SET EXERCISE -> Check each line of the listing for the string "this", then state how many lines have it. Only the number is wanted.

Extracted data entries:
........

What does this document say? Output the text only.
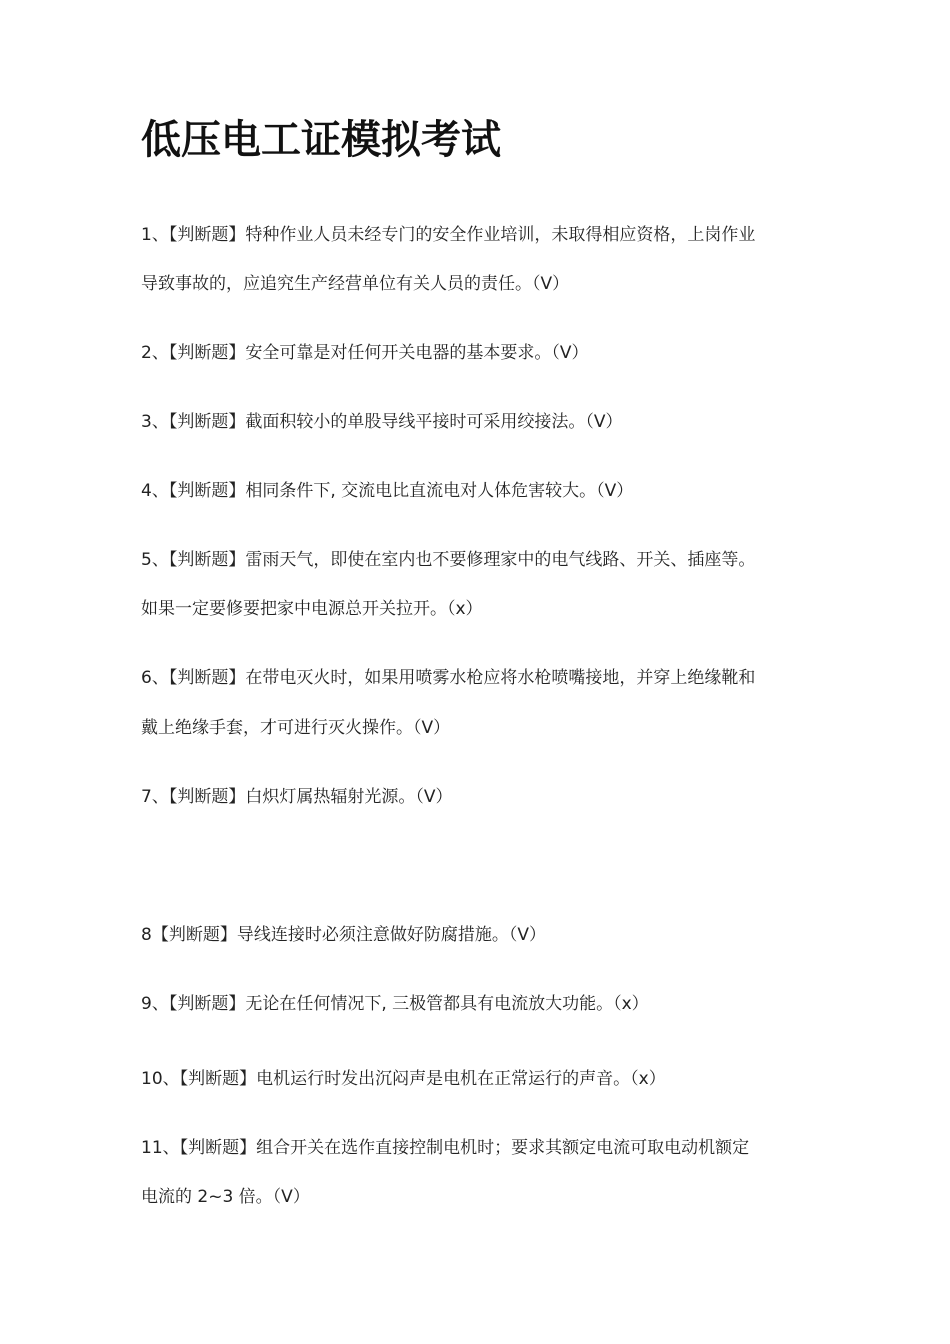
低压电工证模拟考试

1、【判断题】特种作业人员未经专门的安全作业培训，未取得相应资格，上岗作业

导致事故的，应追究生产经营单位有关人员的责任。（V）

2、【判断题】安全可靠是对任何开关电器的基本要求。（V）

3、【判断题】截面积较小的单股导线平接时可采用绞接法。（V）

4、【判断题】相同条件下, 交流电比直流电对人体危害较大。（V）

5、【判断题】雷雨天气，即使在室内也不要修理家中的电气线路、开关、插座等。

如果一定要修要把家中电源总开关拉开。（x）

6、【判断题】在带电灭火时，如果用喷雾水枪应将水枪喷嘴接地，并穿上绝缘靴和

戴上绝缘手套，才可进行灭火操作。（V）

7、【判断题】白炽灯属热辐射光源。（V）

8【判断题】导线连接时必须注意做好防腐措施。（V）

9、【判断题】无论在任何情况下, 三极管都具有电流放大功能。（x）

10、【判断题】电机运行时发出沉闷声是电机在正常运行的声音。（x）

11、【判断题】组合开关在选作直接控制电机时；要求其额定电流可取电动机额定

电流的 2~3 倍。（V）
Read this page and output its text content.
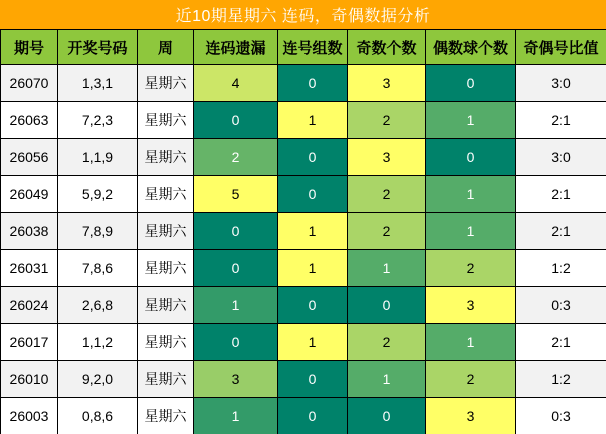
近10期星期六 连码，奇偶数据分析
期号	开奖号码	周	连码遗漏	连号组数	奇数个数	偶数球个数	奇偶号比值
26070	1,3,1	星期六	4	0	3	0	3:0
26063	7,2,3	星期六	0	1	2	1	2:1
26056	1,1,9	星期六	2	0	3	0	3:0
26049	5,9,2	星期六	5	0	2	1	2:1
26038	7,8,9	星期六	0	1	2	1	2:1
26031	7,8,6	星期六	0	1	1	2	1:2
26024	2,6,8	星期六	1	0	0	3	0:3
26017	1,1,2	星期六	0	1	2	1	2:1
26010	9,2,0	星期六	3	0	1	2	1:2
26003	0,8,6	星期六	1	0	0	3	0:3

........

WORKED ANSWER -> 2